● Request
List every line below containing "might".

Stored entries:
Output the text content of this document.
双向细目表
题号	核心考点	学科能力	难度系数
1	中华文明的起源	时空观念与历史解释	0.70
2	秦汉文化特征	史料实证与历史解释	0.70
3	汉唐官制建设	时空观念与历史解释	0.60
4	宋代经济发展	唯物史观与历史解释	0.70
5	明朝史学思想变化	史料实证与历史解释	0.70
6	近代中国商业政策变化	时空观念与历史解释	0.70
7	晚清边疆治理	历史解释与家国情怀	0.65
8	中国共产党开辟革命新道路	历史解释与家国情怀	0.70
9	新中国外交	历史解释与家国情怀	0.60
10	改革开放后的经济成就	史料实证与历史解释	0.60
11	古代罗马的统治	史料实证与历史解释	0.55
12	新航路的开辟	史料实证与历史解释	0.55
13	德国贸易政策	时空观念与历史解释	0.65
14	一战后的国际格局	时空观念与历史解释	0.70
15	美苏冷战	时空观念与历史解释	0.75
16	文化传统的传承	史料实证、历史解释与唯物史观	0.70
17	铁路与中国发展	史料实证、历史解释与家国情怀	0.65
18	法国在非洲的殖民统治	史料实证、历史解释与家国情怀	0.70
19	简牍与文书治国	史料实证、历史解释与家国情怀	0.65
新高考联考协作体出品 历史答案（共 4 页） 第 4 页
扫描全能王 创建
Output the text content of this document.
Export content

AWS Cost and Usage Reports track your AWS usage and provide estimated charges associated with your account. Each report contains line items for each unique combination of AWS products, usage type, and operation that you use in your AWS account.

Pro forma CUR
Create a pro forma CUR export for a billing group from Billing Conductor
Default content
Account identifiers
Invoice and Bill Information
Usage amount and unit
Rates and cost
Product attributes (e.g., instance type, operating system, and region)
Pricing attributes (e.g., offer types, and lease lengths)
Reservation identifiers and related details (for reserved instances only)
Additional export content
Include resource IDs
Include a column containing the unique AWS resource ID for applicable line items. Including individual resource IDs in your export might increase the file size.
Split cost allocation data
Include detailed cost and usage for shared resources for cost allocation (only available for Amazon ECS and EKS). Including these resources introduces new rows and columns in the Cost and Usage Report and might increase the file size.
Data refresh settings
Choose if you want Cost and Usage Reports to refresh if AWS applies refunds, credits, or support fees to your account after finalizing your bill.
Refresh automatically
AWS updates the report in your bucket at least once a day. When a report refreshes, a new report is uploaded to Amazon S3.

● Answer below
Include a column containing the unique AWS resource ID for applicable line items. Including individual resource IDs in your export might increase the file size.
Include detailed cost and usage for shared resources for cost allocation (only available for Amazon ECS and EKS). Including these resources introduces new rows and columns in the Cost and Usage Report and might increase the file size.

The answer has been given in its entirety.